Figure content listings:
=======

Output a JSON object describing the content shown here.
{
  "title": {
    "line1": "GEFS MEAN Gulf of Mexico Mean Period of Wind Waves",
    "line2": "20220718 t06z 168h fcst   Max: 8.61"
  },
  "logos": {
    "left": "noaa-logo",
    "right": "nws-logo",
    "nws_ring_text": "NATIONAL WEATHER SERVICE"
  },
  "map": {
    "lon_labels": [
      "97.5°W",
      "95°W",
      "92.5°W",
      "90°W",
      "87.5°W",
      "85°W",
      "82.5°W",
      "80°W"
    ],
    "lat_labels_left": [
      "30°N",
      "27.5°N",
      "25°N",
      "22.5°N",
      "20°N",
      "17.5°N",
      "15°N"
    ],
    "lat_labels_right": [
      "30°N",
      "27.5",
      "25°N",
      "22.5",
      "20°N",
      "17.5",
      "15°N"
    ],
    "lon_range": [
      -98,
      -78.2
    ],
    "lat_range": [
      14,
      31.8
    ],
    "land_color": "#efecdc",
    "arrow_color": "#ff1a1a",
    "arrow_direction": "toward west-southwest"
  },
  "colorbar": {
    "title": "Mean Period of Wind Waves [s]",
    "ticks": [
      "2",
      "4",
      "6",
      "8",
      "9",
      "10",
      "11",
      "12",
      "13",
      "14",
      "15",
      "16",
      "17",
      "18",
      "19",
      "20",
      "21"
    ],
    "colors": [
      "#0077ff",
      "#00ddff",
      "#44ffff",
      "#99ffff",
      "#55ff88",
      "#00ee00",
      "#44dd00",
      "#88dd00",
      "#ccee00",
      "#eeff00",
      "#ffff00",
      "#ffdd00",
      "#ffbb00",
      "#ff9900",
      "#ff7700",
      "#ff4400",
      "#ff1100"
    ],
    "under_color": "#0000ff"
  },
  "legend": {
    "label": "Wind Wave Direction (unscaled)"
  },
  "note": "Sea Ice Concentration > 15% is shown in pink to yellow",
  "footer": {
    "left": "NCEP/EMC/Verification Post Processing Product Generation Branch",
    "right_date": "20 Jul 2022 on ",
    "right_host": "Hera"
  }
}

=======

Job: Return each line of the records above exactly as it reads.

Result:
Output a JSON object describing the content shown here.
{
  "title": {
    "line1": "GEFS MEAN Gulf of Mexico Mean Period of Wind Waves",
    "line2": "20220718 t06z 168h fcst   Max: 8.61"
  },
  "logos": {
    "left": "noaa-logo",
    "right": "nws-logo",
    "nws_ring_text": "NATIONAL WEATHER SERVICE"
  },
  "map": {
    "lon_labels": [
      "97.5°W",
      "95°W",
      "92.5°W",
      "90°W",
      "87.5°W",
      "85°W",
      "82.5°W",
      "80°W"
    ],
    "lat_labels_left": [
      "30°N",
      "27.5°N",
      "25°N",
      "22.5°N",
      "20°N",
      "17.5°N",
      "15°N"
    ],
    "lat_labels_right": [
      "30°N",
      "27.5",
      "25°N",
      "22.5",
      "20°N",
      "17.5",
      "15°N"
    ],
    "lon_range": [
      -98,
      -78.2
    ],
    "lat_range": [
      14,
      31.8
    ],
    "land_color": "#efecdc",
    "arrow_color": "#ff1a1a",
    "arrow_direction": "toward west-southwest"
  },
  "colorbar": {
    "title": "Mean Period of Wind Waves [s]",
    "ticks": [
      "2",
      "4",
      "6",
      "8",
      "9",
      "10",
      "11",
      "12",
      "13",
      "14",
      "15",
      "16",
      "17",
      "18",
      "19",
      "20",
      "21"
    ],
    "colors": [
      "#0077ff",
      "#00ddff",
      "#44ffff",
      "#99ffff",
      "#55ff88",
      "#00ee00",
      "#44dd00",
      "#88dd00",
      "#ccee00",
      "#eeff00",
      "#ffff00",
      "#ffdd00",
      "#ffbb00",
      "#ff9900",
      "#ff7700",
      "#ff4400",
      "#ff1100"
    ],
    "under_color": "#0000ff"
  },
  "legend": {
    "label": "Wind Wave Direction (unscaled)"
  },
  "note": "Sea Ice Concentration > 15% is shown in pink to yellow",
  "footer": {
    "left": "NCEP/EMC/Verification Post Processing Product Generation Branch",
    "right_date": "20 Jul 2022 on ",
    "right_host": "Hera"
  }
}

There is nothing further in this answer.